--- Begin Available data ---

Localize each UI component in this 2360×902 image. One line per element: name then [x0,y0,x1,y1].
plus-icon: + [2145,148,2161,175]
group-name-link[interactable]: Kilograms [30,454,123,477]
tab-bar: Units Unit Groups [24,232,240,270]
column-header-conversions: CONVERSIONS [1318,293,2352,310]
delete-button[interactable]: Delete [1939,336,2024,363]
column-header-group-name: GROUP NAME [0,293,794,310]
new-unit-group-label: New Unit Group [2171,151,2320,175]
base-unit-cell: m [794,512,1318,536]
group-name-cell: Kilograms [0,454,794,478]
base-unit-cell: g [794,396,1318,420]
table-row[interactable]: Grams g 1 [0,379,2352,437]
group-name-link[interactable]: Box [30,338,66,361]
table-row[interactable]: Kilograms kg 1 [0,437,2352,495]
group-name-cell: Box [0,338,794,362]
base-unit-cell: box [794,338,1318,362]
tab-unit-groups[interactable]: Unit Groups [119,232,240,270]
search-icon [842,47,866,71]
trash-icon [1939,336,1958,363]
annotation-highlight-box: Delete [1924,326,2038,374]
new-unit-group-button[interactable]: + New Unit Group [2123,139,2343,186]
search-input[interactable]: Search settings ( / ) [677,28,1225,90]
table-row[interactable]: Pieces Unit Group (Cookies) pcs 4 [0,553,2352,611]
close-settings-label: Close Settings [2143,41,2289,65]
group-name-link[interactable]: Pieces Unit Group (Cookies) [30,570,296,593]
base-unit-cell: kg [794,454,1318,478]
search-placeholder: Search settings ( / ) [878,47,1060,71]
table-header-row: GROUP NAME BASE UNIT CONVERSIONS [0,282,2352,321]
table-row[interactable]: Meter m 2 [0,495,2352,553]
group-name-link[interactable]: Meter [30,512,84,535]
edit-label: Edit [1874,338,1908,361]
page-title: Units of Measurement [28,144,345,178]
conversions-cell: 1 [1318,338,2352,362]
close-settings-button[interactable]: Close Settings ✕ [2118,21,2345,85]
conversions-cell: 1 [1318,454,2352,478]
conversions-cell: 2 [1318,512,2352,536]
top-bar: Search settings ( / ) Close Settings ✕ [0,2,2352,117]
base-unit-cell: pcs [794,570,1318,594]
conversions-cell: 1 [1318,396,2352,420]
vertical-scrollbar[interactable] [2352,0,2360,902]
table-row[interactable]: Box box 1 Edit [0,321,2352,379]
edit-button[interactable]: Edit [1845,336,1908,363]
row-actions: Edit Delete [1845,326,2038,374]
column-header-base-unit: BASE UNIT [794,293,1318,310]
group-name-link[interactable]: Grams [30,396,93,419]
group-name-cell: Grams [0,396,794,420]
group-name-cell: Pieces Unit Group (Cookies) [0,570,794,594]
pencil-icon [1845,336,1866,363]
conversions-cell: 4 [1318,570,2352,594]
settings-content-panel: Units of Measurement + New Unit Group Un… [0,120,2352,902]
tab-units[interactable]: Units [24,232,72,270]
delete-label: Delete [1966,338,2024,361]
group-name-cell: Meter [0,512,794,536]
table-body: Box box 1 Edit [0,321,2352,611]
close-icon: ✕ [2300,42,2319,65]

--- End Available data ---

* Instruction: Format every line of the items above as a numbered list, omitting any blank lines.

* Correct answer:
1. Localize each UI component in this 2360×902 image. One line per element: name then [x0,y0,x1,y1].
2. plus-icon: + [2145,148,2161,175]
3. group-name-link[interactable]: Kilograms [30,454,123,477]
4. tab-bar: Units Unit Groups [24,232,240,270]
5. column-header-conversions: CONVERSIONS [1318,293,2352,310]
6. delete-button[interactable]: Delete [1939,336,2024,363]
7. column-header-group-name: GROUP NAME [0,293,794,310]
8. new-unit-group-label: New Unit Group [2171,151,2320,175]
9. base-unit-cell: m [794,512,1318,536]
10. group-name-cell: Kilograms [0,454,794,478]
11. base-unit-cell: g [794,396,1318,420]
12. table-row[interactable]: Grams g 1 [0,379,2352,437]
13. group-name-link[interactable]: Box [30,338,66,361]
14. table-row[interactable]: Kilograms kg 1 [0,437,2352,495]
15. group-name-cell: Box [0,338,794,362]
16. base-unit-cell: box [794,338,1318,362]
17. tab-unit-groups[interactable]: Unit Groups [119,232,240,270]
18. search-icon [842,47,866,71]
19. trash-icon [1939,336,1958,363]
20. annotation-highlight-box: Delete [1924,326,2038,374]
21. new-unit-group-button[interactable]: + New Unit Group [2123,139,2343,186]
22. search-input[interactable]: Search settings ( / ) [677,28,1225,90]
23. table-row[interactable]: Pieces Unit Group (Cookies) pcs 4 [0,553,2352,611]
24. close-settings-label: Close Settings [2143,41,2289,65]
25. group-name-link[interactable]: Pieces Unit Group (Cookies) [30,570,296,593]
26. base-unit-cell: kg [794,454,1318,478]
27. search-placeholder: Search settings ( / ) [878,47,1060,71]
28. table-header-row: GROUP NAME BASE UNIT CONVERSIONS [0,282,2352,321]
29. table-row[interactable]: Meter m 2 [0,495,2352,553]
30. group-name-link[interactable]: Meter [30,512,84,535]
31. edit-label: Edit [1874,338,1908,361]
32. page-title: Units of Measurement [28,144,345,178]
33. conversions-cell: 1 [1318,338,2352,362]
34. close-settings-button[interactable]: Close Settings ✕ [2118,21,2345,85]
35. conversions-cell: 1 [1318,454,2352,478]
36. conversions-cell: 2 [1318,512,2352,536]
37. top-bar: Search settings ( / ) Close Settings ✕ [0,2,2352,117]
38. base-unit-cell: pcs [794,570,1318,594]
39. conversions-cell: 1 [1318,396,2352,420]
40. vertical-scrollbar[interactable] [2352,0,2360,902]
41. table-row[interactable]: Box box 1 Edit [0,321,2352,379]
42. edit-button[interactable]: Edit [1845,336,1908,363]
43. row-actions: Edit Delete [1845,326,2038,374]
44. column-header-base-unit: BASE UNIT [794,293,1318,310]
45. group-name-link[interactable]: Grams [30,396,93,419]
46. group-name-cell: Grams [0,396,794,420]
47. group-name-cell: Pieces Unit Group (Cookies) [0,570,794,594]
48. pencil-icon [1845,336,1866,363]
49. conversions-cell: 4 [1318,570,2352,594]
50. settings-content-panel: Units of Measurement + New Unit Group Un… [0,120,2352,902]
51. tab-units[interactable]: Units [24,232,72,270]
52. delete-label: Delete [1966,338,2024,361]
53. group-name-cell: Meter [0,512,794,536]
54. table-body: Box box 1 Edit [0,321,2352,611]
55. close-icon: ✕ [2300,42,2319,65]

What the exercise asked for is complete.